■ What you are asked to do ■
Can you transcribe every entry word for word, skipping the images?

Structured figure records:
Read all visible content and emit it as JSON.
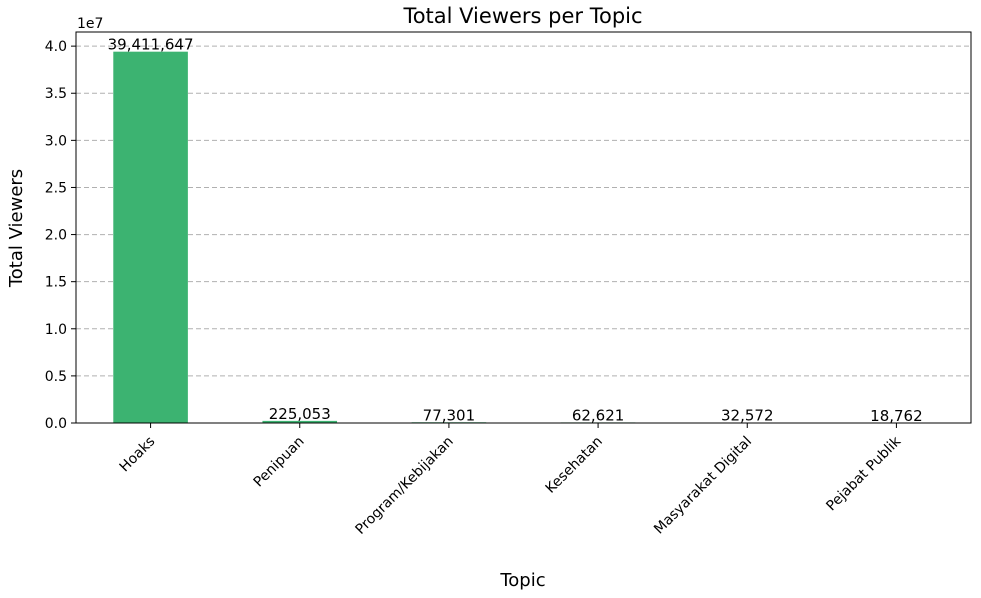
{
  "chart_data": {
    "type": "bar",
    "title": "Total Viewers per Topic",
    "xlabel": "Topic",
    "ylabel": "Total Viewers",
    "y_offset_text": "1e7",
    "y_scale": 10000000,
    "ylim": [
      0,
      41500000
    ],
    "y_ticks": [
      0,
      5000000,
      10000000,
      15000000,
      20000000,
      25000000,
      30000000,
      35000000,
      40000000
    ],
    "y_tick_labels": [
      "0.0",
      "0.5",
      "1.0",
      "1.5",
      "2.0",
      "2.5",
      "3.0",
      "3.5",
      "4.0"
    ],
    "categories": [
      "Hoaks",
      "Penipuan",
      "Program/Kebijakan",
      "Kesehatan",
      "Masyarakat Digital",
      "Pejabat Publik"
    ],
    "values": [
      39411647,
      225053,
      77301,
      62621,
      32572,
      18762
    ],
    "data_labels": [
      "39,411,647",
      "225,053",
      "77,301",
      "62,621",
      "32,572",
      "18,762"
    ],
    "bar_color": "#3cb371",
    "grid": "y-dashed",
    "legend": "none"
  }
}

■ Output for this exercise ■
Read all visible content and emit it as JSON.
{
  "chart_data": {
    "type": "bar",
    "title": "Total Viewers per Topic",
    "xlabel": "Topic",
    "ylabel": "Total Viewers",
    "y_offset_text": "1e7",
    "y_scale": 10000000,
    "ylim": [
      0,
      41500000
    ],
    "y_ticks": [
      0,
      5000000,
      10000000,
      15000000,
      20000000,
      25000000,
      30000000,
      35000000,
      40000000
    ],
    "y_tick_labels": [
      "0.0",
      "0.5",
      "1.0",
      "1.5",
      "2.0",
      "2.5",
      "3.0",
      "3.5",
      "4.0"
    ],
    "categories": [
      "Hoaks",
      "Penipuan",
      "Program/Kebijakan",
      "Kesehatan",
      "Masyarakat Digital",
      "Pejabat Publik"
    ],
    "values": [
      39411647,
      225053,
      77301,
      62621,
      32572,
      18762
    ],
    "data_labels": [
      "39,411,647",
      "225,053",
      "77,301",
      "62,621",
      "32,572",
      "18,762"
    ],
    "bar_color": "#3cb371",
    "grid": "y-dashed",
    "legend": "none"
  }
}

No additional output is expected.